▸ **Data items**
▬▬▬

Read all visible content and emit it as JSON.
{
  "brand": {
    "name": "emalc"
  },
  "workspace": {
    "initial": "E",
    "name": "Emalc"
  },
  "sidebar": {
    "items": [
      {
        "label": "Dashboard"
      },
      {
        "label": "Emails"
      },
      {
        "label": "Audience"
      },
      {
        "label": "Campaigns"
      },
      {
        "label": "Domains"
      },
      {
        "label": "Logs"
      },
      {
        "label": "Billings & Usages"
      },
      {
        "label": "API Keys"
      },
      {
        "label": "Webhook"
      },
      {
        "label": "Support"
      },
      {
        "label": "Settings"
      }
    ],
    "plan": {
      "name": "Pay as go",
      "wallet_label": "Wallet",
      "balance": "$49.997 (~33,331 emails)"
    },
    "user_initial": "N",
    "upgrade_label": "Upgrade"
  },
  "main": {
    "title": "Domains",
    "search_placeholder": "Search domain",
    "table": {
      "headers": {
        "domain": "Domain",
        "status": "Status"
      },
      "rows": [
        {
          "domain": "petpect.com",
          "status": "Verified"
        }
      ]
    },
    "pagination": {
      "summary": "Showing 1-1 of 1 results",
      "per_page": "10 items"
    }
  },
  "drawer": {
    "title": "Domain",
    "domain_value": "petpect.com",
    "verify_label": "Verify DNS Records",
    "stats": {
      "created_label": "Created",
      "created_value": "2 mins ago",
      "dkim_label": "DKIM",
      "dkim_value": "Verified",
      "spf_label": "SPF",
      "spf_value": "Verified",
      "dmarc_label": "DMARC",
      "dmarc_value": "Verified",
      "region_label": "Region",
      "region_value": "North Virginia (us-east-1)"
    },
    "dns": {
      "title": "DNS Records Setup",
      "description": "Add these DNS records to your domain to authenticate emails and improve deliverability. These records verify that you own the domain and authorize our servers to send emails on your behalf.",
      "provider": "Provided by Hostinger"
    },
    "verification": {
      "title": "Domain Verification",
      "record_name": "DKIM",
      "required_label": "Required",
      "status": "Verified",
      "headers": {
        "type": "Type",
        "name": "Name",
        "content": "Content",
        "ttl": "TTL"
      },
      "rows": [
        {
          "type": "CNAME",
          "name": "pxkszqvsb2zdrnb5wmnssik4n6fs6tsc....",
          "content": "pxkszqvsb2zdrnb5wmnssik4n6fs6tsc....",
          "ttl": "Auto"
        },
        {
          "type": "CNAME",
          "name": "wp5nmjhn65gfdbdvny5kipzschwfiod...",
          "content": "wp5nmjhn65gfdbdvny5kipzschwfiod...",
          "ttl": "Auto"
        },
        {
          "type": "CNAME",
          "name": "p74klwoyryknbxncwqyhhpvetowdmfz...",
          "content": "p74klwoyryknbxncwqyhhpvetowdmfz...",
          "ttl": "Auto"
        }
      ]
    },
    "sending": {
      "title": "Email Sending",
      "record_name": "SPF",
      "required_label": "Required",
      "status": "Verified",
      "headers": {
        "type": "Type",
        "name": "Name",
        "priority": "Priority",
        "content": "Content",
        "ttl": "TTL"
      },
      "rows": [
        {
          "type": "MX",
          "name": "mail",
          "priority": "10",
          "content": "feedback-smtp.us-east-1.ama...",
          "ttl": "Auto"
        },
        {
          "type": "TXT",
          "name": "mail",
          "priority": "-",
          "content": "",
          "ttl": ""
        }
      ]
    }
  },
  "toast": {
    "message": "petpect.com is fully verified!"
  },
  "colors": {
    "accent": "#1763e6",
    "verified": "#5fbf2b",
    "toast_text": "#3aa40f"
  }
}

▬▬▬

Write out the data again, exactly and in full.

Read all visible content and emit it as JSON.
{
  "brand": {
    "name": "emalc"
  },
  "workspace": {
    "initial": "E",
    "name": "Emalc"
  },
  "sidebar": {
    "items": [
      {
        "label": "Dashboard"
      },
      {
        "label": "Emails"
      },
      {
        "label": "Audience"
      },
      {
        "label": "Campaigns"
      },
      {
        "label": "Domains"
      },
      {
        "label": "Logs"
      },
      {
        "label": "Billings & Usages"
      },
      {
        "label": "API Keys"
      },
      {
        "label": "Webhook"
      },
      {
        "label": "Support"
      },
      {
        "label": "Settings"
      }
    ],
    "plan": {
      "name": "Pay as go",
      "wallet_label": "Wallet",
      "balance": "$49.997 (~33,331 emails)"
    },
    "user_initial": "N",
    "upgrade_label": "Upgrade"
  },
  "main": {
    "title": "Domains",
    "search_placeholder": "Search domain",
    "table": {
      "headers": {
        "domain": "Domain",
        "status": "Status"
      },
      "rows": [
        {
          "domain": "petpect.com",
          "status": "Verified"
        }
      ]
    },
    "pagination": {
      "summary": "Showing 1-1 of 1 results",
      "per_page": "10 items"
    }
  },
  "drawer": {
    "title": "Domain",
    "domain_value": "petpect.com",
    "verify_label": "Verify DNS Records",
    "stats": {
      "created_label": "Created",
      "created_value": "2 mins ago",
      "dkim_label": "DKIM",
      "dkim_value": "Verified",
      "spf_label": "SPF",
      "spf_value": "Verified",
      "dmarc_label": "DMARC",
      "dmarc_value": "Verified",
      "region_label": "Region",
      "region_value": "North Virginia (us-east-1)"
    },
    "dns": {
      "title": "DNS Records Setup",
      "description": "Add these DNS records to your domain to authenticate emails and improve deliverability. These records verify that you own the domain and authorize our servers to send emails on your behalf.",
      "provider": "Provided by Hostinger"
    },
    "verification": {
      "title": "Domain Verification",
      "record_name": "DKIM",
      "required_label": "Required",
      "status": "Verified",
      "headers": {
        "type": "Type",
        "name": "Name",
        "content": "Content",
        "ttl": "TTL"
      },
      "rows": [
        {
          "type": "CNAME",
          "name": "pxkszqvsb2zdrnb5wmnssik4n6fs6tsc....",
          "content": "pxkszqvsb2zdrnb5wmnssik4n6fs6tsc....",
          "ttl": "Auto"
        },
        {
          "type": "CNAME",
          "name": "wp5nmjhn65gfdbdvny5kipzschwfiod...",
          "content": "wp5nmjhn65gfdbdvny5kipzschwfiod...",
          "ttl": "Auto"
        },
        {
          "type": "CNAME",
          "name": "p74klwoyryknbxncwqyhhpvetowdmfz...",
          "content": "p74klwoyryknbxncwqyhhpvetowdmfz...",
          "ttl": "Auto"
        }
      ]
    },
    "sending": {
      "title": "Email Sending",
      "record_name": "SPF",
      "required_label": "Required",
      "status": "Verified",
      "headers": {
        "type": "Type",
        "name": "Name",
        "priority": "Priority",
        "content": "Content",
        "ttl": "TTL"
      },
      "rows": [
        {
          "type": "MX",
          "name": "mail",
          "priority": "10",
          "content": "feedback-smtp.us-east-1.ama...",
          "ttl": "Auto"
        },
        {
          "type": "TXT",
          "name": "mail",
          "priority": "-",
          "content": "",
          "ttl": ""
        }
      ]
    }
  },
  "toast": {
    "message": "petpect.com is fully verified!"
  },
  "colors": {
    "accent": "#1763e6",
    "verified": "#5fbf2b",
    "toast_text": "#3aa40f"
  }
}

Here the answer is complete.